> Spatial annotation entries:
** START **

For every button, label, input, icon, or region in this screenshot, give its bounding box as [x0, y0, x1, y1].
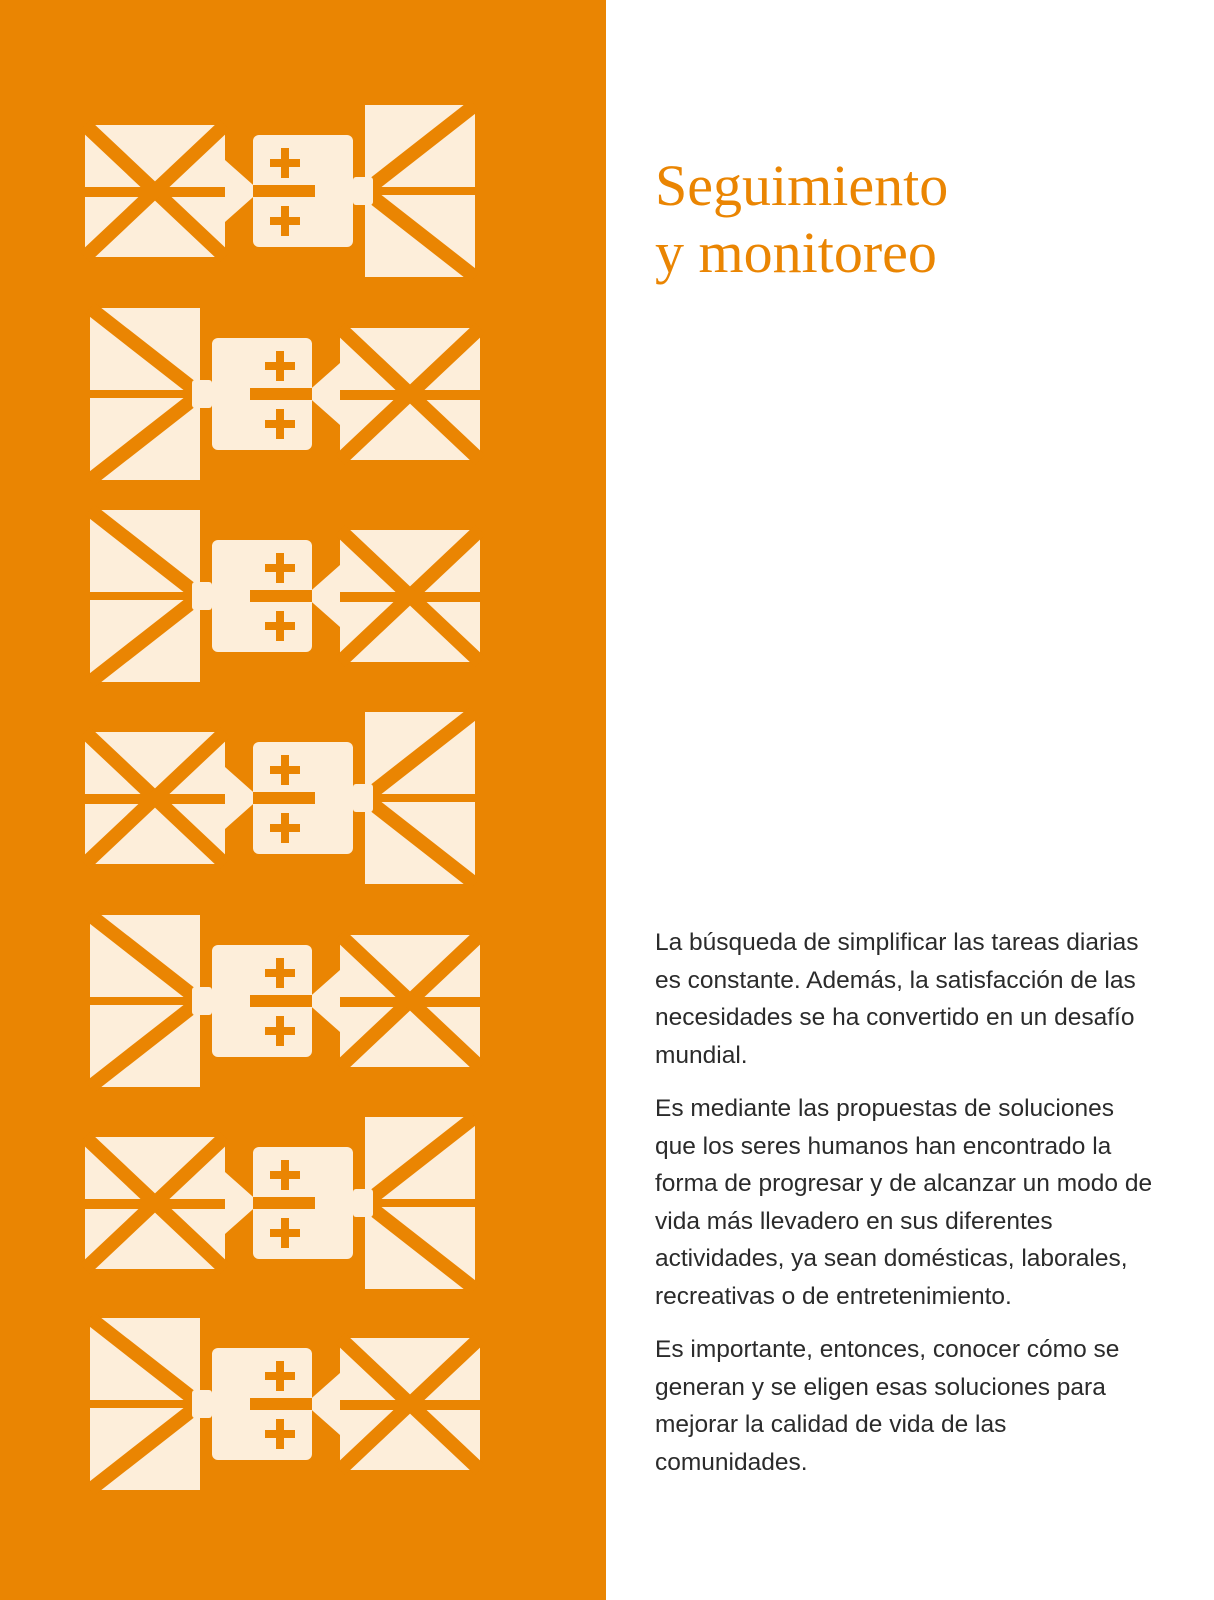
cross-motif-icon [253, 742, 353, 854]
motif-row [85, 105, 475, 277]
page-title-line-1: Seguimiento [655, 153, 949, 218]
stripe-block-motif-icon [353, 1117, 475, 1289]
cross-motif-icon [253, 1147, 353, 1259]
page-title [655, 152, 1175, 286]
envelope-motif-icon [305, 328, 480, 460]
cross-motif-icon [212, 338, 312, 450]
envelope-motif-icon [85, 732, 260, 864]
cross-motif-icon [212, 1348, 312, 1460]
page-title-line-2: y monitoreo [655, 220, 937, 285]
motif-row [90, 308, 480, 480]
paragraph-2: Es mediante las propuestas de soluciones que los seres humanos han encontrado la forma de progresar y de alcanzar un modo de vida más llevadero en sus diferentes actividades, ya sean domésticas, laborales, recreativas o de entretenimiento. [655, 1095, 1153, 1310]
decorative-pattern [0, 0, 606, 1600]
envelope-motif-icon [305, 530, 480, 662]
stripe-block-motif-icon [353, 105, 475, 277]
motif-row [85, 1117, 475, 1289]
cross-motif-icon [212, 540, 312, 652]
motif-row [85, 712, 475, 884]
stripe-block-motif-icon [90, 308, 212, 480]
stripe-block-motif-icon [90, 1318, 212, 1490]
motif-row [90, 915, 480, 1087]
motif-row [90, 510, 480, 682]
envelope-motif-icon [305, 935, 480, 1067]
envelope-motif-icon [305, 1338, 480, 1470]
stripe-block-motif-icon [90, 915, 212, 1087]
envelope-motif-icon [85, 125, 260, 257]
decorative-orange-panel [0, 0, 606, 1600]
paragraph-3: Es importante, entonces, conocer cómo se generan y se eligen esas soluciones para mejorar la calidad de vida de las comunidades. [655, 1336, 1120, 1476]
cross-motif-icon [253, 135, 353, 247]
stripe-block-motif-icon [353, 712, 475, 884]
body-text [655, 924, 1155, 1497]
paragraph-1: La búsqueda de simplificar las tareas diarias es constante. Además, la satisfacción de las necesidades se ha convertido en un desafío mundial. [655, 929, 1139, 1069]
cross-motif-icon [212, 945, 312, 1057]
motif-row [90, 1318, 480, 1490]
envelope-motif-icon [85, 1137, 260, 1269]
stripe-block-motif-icon [90, 510, 212, 682]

** END **

> Instructions for the task: Rename "envelope-motif-icon" to "mail-motif-icon" in the material from the line with "cross-motif-icon [253, 742, 353, 854]" up to and including the line with "page-title-line-2: y monitoreo", and write out only those lines with everything else unchanged.

> Task output:
cross-motif-icon [253, 742, 353, 854]
motif-row [85, 105, 475, 277]
page-title-line-1: Seguimiento [655, 153, 949, 218]
stripe-block-motif-icon [353, 1117, 475, 1289]
cross-motif-icon [253, 1147, 353, 1259]
page-title [655, 152, 1175, 286]
mail-motif-icon [305, 328, 480, 460]
cross-motif-icon [212, 338, 312, 450]
mail-motif-icon [85, 732, 260, 864]
cross-motif-icon [212, 1348, 312, 1460]
page-title-line-2: y monitoreo [655, 220, 937, 285]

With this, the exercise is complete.